** start of RECORDS FOR PROCESSING **

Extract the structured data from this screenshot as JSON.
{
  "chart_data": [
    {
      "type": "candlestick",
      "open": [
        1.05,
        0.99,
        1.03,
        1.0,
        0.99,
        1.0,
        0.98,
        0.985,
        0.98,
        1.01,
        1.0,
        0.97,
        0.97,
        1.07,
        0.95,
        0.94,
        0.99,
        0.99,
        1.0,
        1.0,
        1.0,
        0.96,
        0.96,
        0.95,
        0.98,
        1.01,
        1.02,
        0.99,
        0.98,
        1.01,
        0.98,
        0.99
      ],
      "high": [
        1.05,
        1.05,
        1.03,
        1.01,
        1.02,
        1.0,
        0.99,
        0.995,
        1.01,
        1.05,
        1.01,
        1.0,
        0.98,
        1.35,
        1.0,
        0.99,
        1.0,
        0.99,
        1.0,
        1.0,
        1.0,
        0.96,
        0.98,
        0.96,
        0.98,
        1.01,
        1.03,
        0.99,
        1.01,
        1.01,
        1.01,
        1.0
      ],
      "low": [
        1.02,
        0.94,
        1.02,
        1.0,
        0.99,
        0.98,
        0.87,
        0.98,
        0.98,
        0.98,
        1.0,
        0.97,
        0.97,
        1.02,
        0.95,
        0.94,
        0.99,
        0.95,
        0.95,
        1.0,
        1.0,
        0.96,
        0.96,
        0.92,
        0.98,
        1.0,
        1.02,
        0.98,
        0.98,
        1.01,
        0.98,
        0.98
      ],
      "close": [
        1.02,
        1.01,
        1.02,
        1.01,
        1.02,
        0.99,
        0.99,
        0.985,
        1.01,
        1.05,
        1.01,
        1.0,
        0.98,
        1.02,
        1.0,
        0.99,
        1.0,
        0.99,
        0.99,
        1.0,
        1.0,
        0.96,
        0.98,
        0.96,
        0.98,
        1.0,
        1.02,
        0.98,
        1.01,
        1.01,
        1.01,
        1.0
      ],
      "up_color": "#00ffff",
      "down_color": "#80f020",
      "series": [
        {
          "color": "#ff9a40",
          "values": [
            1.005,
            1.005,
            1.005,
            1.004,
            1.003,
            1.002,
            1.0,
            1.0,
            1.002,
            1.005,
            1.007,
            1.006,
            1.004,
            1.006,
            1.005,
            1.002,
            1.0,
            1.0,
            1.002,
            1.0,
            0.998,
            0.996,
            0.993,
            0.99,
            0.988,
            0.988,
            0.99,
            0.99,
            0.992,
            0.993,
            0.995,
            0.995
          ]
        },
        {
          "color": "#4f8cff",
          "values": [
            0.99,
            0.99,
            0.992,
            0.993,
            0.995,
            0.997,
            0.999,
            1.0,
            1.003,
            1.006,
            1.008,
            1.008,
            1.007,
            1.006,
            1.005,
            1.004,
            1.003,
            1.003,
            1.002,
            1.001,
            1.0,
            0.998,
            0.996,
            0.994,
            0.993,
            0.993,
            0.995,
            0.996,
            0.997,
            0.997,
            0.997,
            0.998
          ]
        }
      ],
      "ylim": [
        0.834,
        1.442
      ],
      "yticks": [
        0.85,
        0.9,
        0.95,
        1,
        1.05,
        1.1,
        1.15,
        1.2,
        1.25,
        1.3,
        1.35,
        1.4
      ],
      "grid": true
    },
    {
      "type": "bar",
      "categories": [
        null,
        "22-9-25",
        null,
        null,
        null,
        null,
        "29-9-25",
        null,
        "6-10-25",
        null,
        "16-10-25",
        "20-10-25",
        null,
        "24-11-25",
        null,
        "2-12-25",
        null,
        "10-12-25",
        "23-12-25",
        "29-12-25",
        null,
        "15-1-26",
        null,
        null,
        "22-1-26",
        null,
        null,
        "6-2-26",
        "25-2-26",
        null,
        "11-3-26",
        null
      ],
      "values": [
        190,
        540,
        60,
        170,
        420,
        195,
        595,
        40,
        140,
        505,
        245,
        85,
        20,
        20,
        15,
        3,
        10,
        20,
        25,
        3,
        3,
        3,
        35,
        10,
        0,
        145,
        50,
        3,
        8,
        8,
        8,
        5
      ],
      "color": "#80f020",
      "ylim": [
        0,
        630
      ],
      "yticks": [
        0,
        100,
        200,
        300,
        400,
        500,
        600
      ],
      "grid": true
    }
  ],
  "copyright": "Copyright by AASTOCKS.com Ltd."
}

** end of RECORDS FOR PROCESSING **

TASK OBJECTIVE. Go through the records above and retype each one exactly.

OUTPUT.
Extract the structured data from this screenshot as JSON.
{
  "chart_data": [
    {
      "type": "candlestick",
      "open": [
        1.05,
        0.99,
        1.03,
        1.0,
        0.99,
        1.0,
        0.98,
        0.985,
        0.98,
        1.01,
        1.0,
        0.97,
        0.97,
        1.07,
        0.95,
        0.94,
        0.99,
        0.99,
        1.0,
        1.0,
        1.0,
        0.96,
        0.96,
        0.95,
        0.98,
        1.01,
        1.02,
        0.99,
        0.98,
        1.01,
        0.98,
        0.99
      ],
      "high": [
        1.05,
        1.05,
        1.03,
        1.01,
        1.02,
        1.0,
        0.99,
        0.995,
        1.01,
        1.05,
        1.01,
        1.0,
        0.98,
        1.35,
        1.0,
        0.99,
        1.0,
        0.99,
        1.0,
        1.0,
        1.0,
        0.96,
        0.98,
        0.96,
        0.98,
        1.01,
        1.03,
        0.99,
        1.01,
        1.01,
        1.01,
        1.0
      ],
      "low": [
        1.02,
        0.94,
        1.02,
        1.0,
        0.99,
        0.98,
        0.87,
        0.98,
        0.98,
        0.98,
        1.0,
        0.97,
        0.97,
        1.02,
        0.95,
        0.94,
        0.99,
        0.95,
        0.95,
        1.0,
        1.0,
        0.96,
        0.96,
        0.92,
        0.98,
        1.0,
        1.02,
        0.98,
        0.98,
        1.01,
        0.98,
        0.98
      ],
      "close": [
        1.02,
        1.01,
        1.02,
        1.01,
        1.02,
        0.99,
        0.99,
        0.985,
        1.01,
        1.05,
        1.01,
        1.0,
        0.98,
        1.02,
        1.0,
        0.99,
        1.0,
        0.99,
        0.99,
        1.0,
        1.0,
        0.96,
        0.98,
        0.96,
        0.98,
        1.0,
        1.02,
        0.98,
        1.01,
        1.01,
        1.01,
        1.0
      ],
      "up_color": "#00ffff",
      "down_color": "#80f020",
      "series": [
        {
          "color": "#ff9a40",
          "values": [
            1.005,
            1.005,
            1.005,
            1.004,
            1.003,
            1.002,
            1.0,
            1.0,
            1.002,
            1.005,
            1.007,
            1.006,
            1.004,
            1.006,
            1.005,
            1.002,
            1.0,
            1.0,
            1.002,
            1.0,
            0.998,
            0.996,
            0.993,
            0.99,
            0.988,
            0.988,
            0.99,
            0.99,
            0.992,
            0.993,
            0.995,
            0.995
          ]
        },
        {
          "color": "#4f8cff",
          "values": [
            0.99,
            0.99,
            0.992,
            0.993,
            0.995,
            0.997,
            0.999,
            1.0,
            1.003,
            1.006,
            1.008,
            1.008,
            1.007,
            1.006,
            1.005,
            1.004,
            1.003,
            1.003,
            1.002,
            1.001,
            1.0,
            0.998,
            0.996,
            0.994,
            0.993,
            0.993,
            0.995,
            0.996,
            0.997,
            0.997,
            0.997,
            0.998
          ]
        }
      ],
      "ylim": [
        0.834,
        1.442
      ],
      "yticks": [
        0.85,
        0.9,
        0.95,
        1,
        1.05,
        1.1,
        1.15,
        1.2,
        1.25,
        1.3,
        1.35,
        1.4
      ],
      "grid": true
    },
    {
      "type": "bar",
      "categories": [
        null,
        "22-9-25",
        null,
        null,
        null,
        null,
        "29-9-25",
        null,
        "6-10-25",
        null,
        "16-10-25",
        "20-10-25",
        null,
        "24-11-25",
        null,
        "2-12-25",
        null,
        "10-12-25",
        "23-12-25",
        "29-12-25",
        null,
        "15-1-26",
        null,
        null,
        "22-1-26",
        null,
        null,
        "6-2-26",
        "25-2-26",
        null,
        "11-3-26",
        null
      ],
      "values": [
        190,
        540,
        60,
        170,
        420,
        195,
        595,
        40,
        140,
        505,
        245,
        85,
        20,
        20,
        15,
        3,
        10,
        20,
        25,
        3,
        3,
        3,
        35,
        10,
        0,
        145,
        50,
        3,
        8,
        8,
        8,
        5
      ],
      "color": "#80f020",
      "ylim": [
        0,
        630
      ],
      "yticks": [
        0,
        100,
        200,
        300,
        400,
        500,
        600
      ],
      "grid": true
    }
  ],
  "copyright": "Copyright by AASTOCKS.com Ltd."
}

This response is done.